Apr 13, 2012
What price transparency?
Recent
news coverage suggests MEPs are determined to outlaw broker crossing networks
(BCNs). What do they hope to achieve?
Quite simply politicians want to put an end
to what they consider to be a less-than transparent, and, some might say, underhand
practice that allows banks to match client and proprietary flow internally, on
their own terms and without paying the costs associated with regulated markets.
Discounting for the moment motives of
post-crisis vengeance on banks, policy makers are driven by a desire to inject
greater transparency into financial markets in the belief that this will revive
investor confidence. When it comes to transparency, dark pool operators have
not always helped themselves. BCNs do not quote on a pre-trade basis and
reported trades are mixed in with OTC data, giving a hazy picture of their
activity at best. In May 2010, six banks attempted to shine a light on BCN activity by reporting aggregated turnover on a daily basis via Markit BOAT, but this done little
to appease regulatory concerns.
It’s worth noting that the BCN issue has
been on MEPs’ radar for sometime. Kay Swinburne MEP said in her 2010
own-initiative report on the MiFID review that “the absence of sufficient regulation for … BCNs
provides a competitive advantage to the OTC space and encourages an increase in
trading in the dark, undermining market transparency in general.”
Is it BCNs that MEPs want to eradicate or
all dark trading?
While
some would like to go back to the fictional period in which all trading was
done on exchange, other MEPs strike a slightly more pragmatic note. Fewer opportunities
to trade in the dark means, in theory at least, liquidity will naturally
migrate to displayed markets, or at least those with clear guidelines on pre-
and post-trade transparency.
This is
nowhere more evident than in the Economic and Monetary Affairs Committee’s recent
amendments to MiFIR (the regulation accompanying MiFID II) which proposed cramming
as much OTC equity trading as possible into systematic internalisers, a (much derided
if misunderstood) category of venue created by the directive’s first version.
MEPs also proposed restricting the organised trading facility, a category of
venue introduced by the European Commission to capture BCNs, to non-equity instruments
only. This would force BCNs to become MTFs or systematic internalisers.
More
trading on regulated markets and a commitment to minimising OTC trading – which
accounted for 43% of European trading in March according to Thomson Reuters –
will improve price formation across European stocks, say politicians.

* INFORMATION PROVIDED *
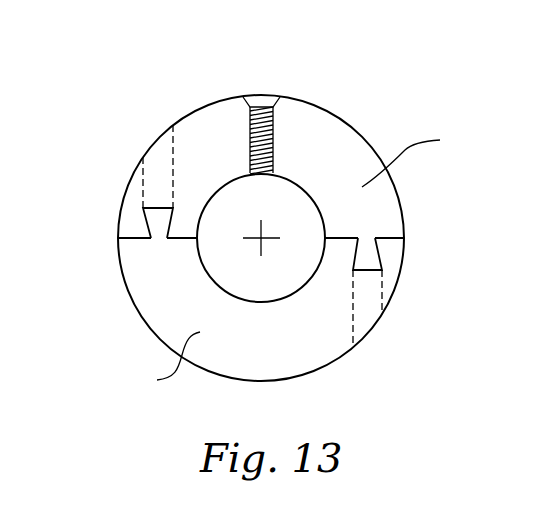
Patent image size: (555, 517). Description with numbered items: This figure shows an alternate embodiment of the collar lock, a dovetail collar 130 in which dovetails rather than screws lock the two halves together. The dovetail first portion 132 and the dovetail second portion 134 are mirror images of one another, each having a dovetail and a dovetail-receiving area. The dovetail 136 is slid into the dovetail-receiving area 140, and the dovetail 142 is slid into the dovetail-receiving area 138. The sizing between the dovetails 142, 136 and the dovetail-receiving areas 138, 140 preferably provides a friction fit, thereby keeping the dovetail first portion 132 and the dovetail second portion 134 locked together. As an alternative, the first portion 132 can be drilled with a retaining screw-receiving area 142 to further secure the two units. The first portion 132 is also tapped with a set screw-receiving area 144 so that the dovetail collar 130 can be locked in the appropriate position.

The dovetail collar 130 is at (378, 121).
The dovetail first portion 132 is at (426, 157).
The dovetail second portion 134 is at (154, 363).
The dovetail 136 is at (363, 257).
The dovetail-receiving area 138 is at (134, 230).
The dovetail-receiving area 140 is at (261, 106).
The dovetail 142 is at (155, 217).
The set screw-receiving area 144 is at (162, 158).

* STATED TASK *
Please say whether each statement agrees with the article on broker crossing networks, giving yes or no and quoting the words of the article that decide it. (a) In May 2010, six banks reported aggregated BCN turnover daily through Markit BOAT. (b) BCNs quote on a pre-trade basis. (c) According to Thomson Reuters, OTC trading made up 43% of European trading in March. Rely only on the article on broker crossing networks, not on the listing.

* THE ANSWER *
(a) Yes: "In May 2010, six banks attempted to shine a light on BCN activity by reporting aggregated turnover on a daily basis via Markit BOAT"
(b) No: "BCNs do not quote on a pre-trade basis"
(c) Yes: "which accounted for 43% of European trading in March according to Thomson Reuters"